--- Start Data entries ---

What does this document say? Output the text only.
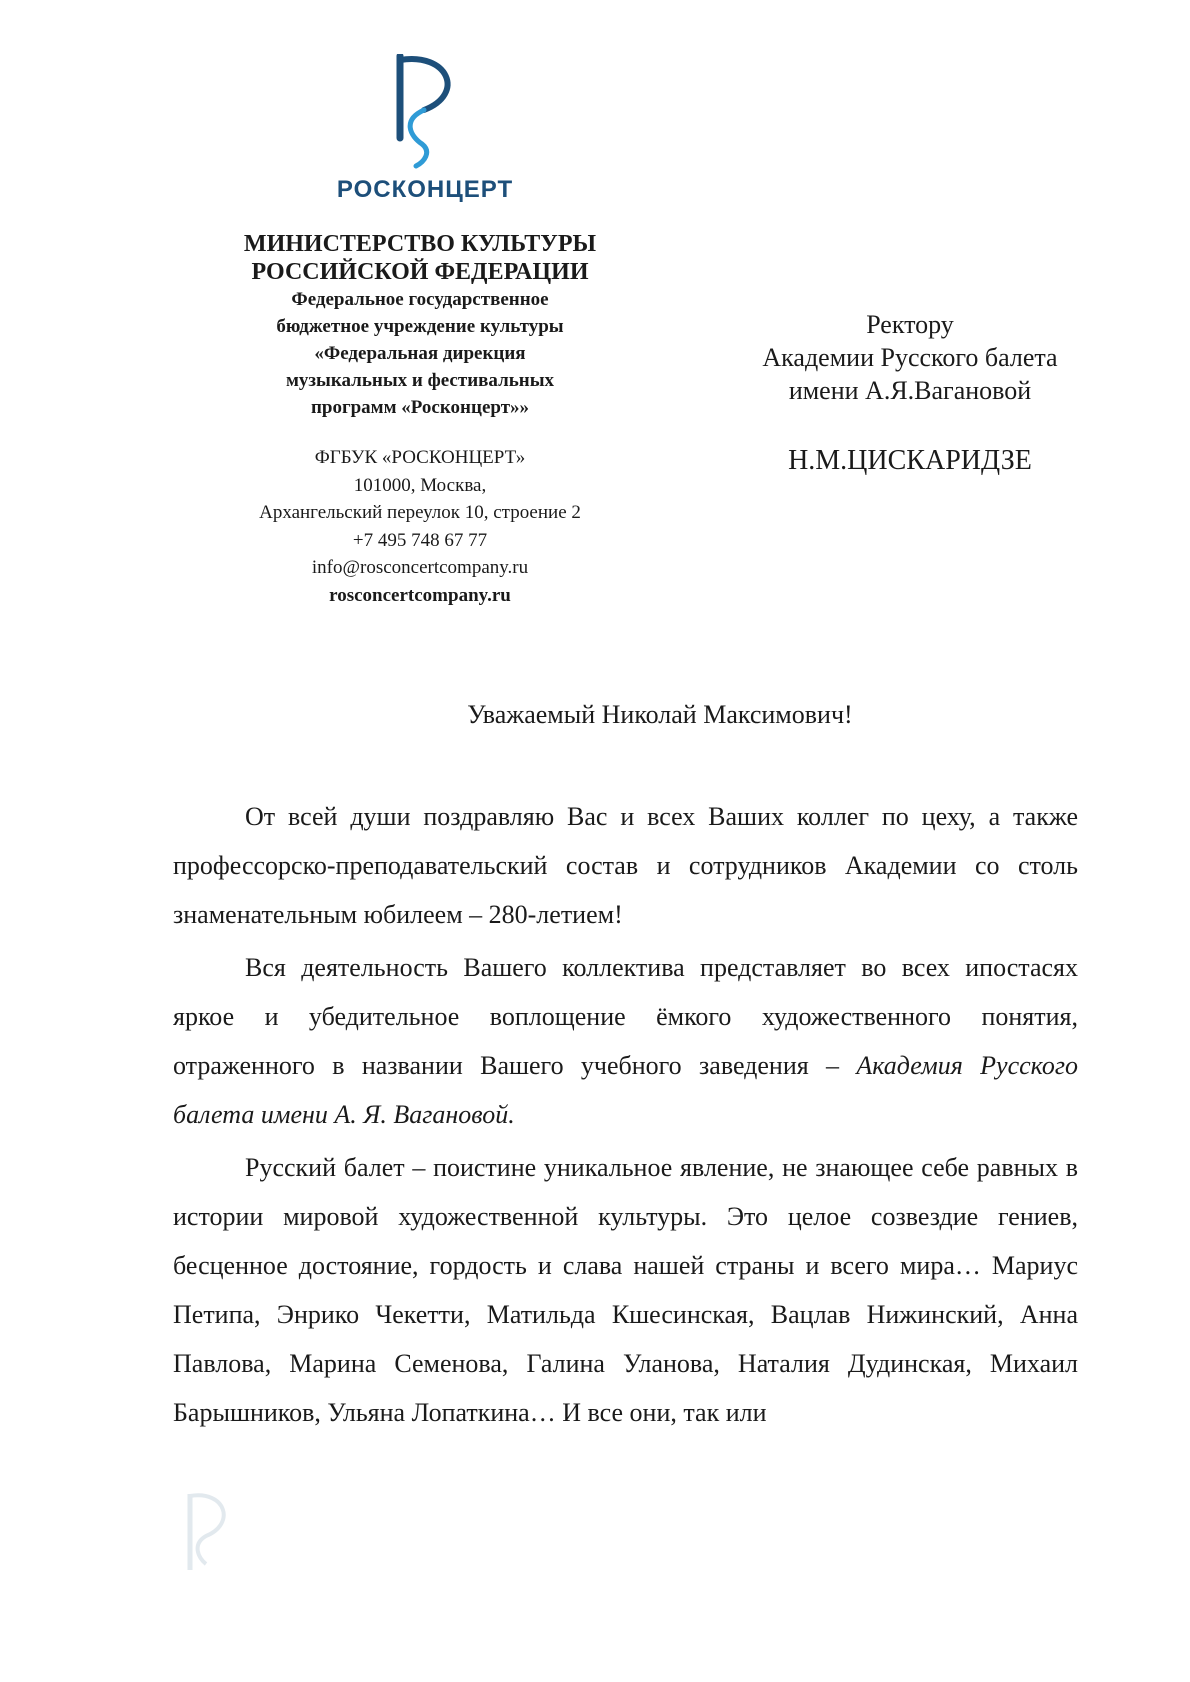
РОСКОНЦЕРТ
МИНИСТЕРСТВО КУЛЬТУРЫ
РОССИЙСКОЙ ФЕДЕРАЦИИ
Федеральное государственное
бюджетное учреждение культуры
«Федеральная дирекция
музыкальных и фестивальных
программ «Росконцерт»»
ФГБУК «РОСКОНЦЕРТ»
101000, Москва,
Архангельский переулок 10, строение 2
+7 495 748 67 77
info@rosconcertcompany.ru
rosconcertcompany.ru
Ректору
Академии Русского балета
имени А.Я.Вагановой
Н.М.ЦИСКАРИДЗЕ
Уважаемый Николай Максимович!

От всей души поздравляю Вас и всех Ваших коллег по цеху, а также профессорско-преподавательский состав и сотрудников Академии со столь знаменательным юбилеем – 280-летием!

Вся деятельность Вашего коллектива представляет во всех ипостасях яркое и убедительное воплощение ёмкого художественного понятия, отраженного в названии Вашего учебного заведения – Академия Русского балета имени А. Я. Вагановой.

Русский балет – поистине уникальное явление, не знающее себе равных в истории мировой художественной культуры. Это целое созвездие гениев, бесценное достояние, гордость и слава нашей страны и всего мира… Мариус Петипа, Энрико Чекетти, Матильда Кшесинская, Вацлав Нижинский, Анна Павлова, Марина Семенова, Галина Уланова, Наталия Дудинская, Михаил Барышников, Ульяна Лопаткина… И все они, так или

--- End Data entries ---

__Do this__
Print out the material word for word, omitting the pictures.

__Reply__
What does this document say? Output the text only.
РОСКОНЦЕРТ
МИНИСТЕРСТВО КУЛЬТУРЫ
РОССИЙСКОЙ ФЕДЕРАЦИИ
Федеральное государственное
бюджетное учреждение культуры
«Федеральная дирекция
музыкальных и фестивальных
программ «Росконцерт»»
ФГБУК «РОСКОНЦЕРТ»
101000, Москва,
Архангельский переулок 10, строение 2
+7 495 748 67 77
info@rosconcertcompany.ru
rosconcertcompany.ru
Ректору
Академии Русского балета
имени А.Я.Вагановой
Н.М.ЦИСКАРИДЗЕ
Уважаемый Николай Максимович!

От всей души поздравляю Вас и всех Ваших коллег по цеху, а также профессорско-преподавательский состав и сотрудников Академии со столь знаменательным юбилеем – 280-летием!

Вся деятельность Вашего коллектива представляет во всех ипостасях яркое и убедительное воплощение ёмкого художественного понятия, отраженного в названии Вашего учебного заведения – Академия Русского балета имени А. Я. Вагановой.

Русский балет – поистине уникальное явление, не знающее себе равных в истории мировой художественной культуры. Это целое созвездие гениев, бесценное достояние, гордость и слава нашей страны и всего мира… Мариус Петипа, Энрико Чекетти, Матильда Кшесинская, Вацлав Нижинский, Анна Павлова, Марина Семенова, Галина Уланова, Наталия Дудинская, Михаил Барышников, Ульяна Лопаткина… И все они, так или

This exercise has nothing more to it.